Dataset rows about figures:
========
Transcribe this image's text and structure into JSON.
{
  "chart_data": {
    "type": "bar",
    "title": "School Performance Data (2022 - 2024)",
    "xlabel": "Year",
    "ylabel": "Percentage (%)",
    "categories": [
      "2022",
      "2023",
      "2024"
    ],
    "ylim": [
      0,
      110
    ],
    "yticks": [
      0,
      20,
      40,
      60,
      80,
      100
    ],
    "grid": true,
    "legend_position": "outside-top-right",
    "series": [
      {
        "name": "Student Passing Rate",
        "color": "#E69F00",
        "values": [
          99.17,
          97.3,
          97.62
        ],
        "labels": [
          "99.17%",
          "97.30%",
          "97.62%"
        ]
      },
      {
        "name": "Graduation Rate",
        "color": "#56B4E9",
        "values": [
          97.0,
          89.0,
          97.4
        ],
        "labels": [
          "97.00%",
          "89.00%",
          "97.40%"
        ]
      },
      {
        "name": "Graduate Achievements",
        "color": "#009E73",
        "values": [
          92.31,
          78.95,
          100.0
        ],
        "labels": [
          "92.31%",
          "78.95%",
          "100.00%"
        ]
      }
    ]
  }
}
========
| Given request |
Every entry needs to be retyped exactly.

| The answer |
Transcribe this image's text and structure into JSON.
{
  "chart_data": {
    "type": "bar",
    "title": "School Performance Data (2022 - 2024)",
    "xlabel": "Year",
    "ylabel": "Percentage (%)",
    "categories": [
      "2022",
      "2023",
      "2024"
    ],
    "ylim": [
      0,
      110
    ],
    "yticks": [
      0,
      20,
      40,
      60,
      80,
      100
    ],
    "grid": true,
    "legend_position": "outside-top-right",
    "series": [
      {
        "name": "Student Passing Rate",
        "color": "#E69F00",
        "values": [
          99.17,
          97.3,
          97.62
        ],
        "labels": [
          "99.17%",
          "97.30%",
          "97.62%"
        ]
      },
      {
        "name": "Graduation Rate",
        "color": "#56B4E9",
        "values": [
          97.0,
          89.0,
          97.4
        ],
        "labels": [
          "97.00%",
          "89.00%",
          "97.40%"
        ]
      },
      {
        "name": "Graduate Achievements",
        "color": "#009E73",
        "values": [
          92.31,
          78.95,
          100.0
        ],
        "labels": [
          "92.31%",
          "78.95%",
          "100.00%"
        ]
      }
    ]
  }
}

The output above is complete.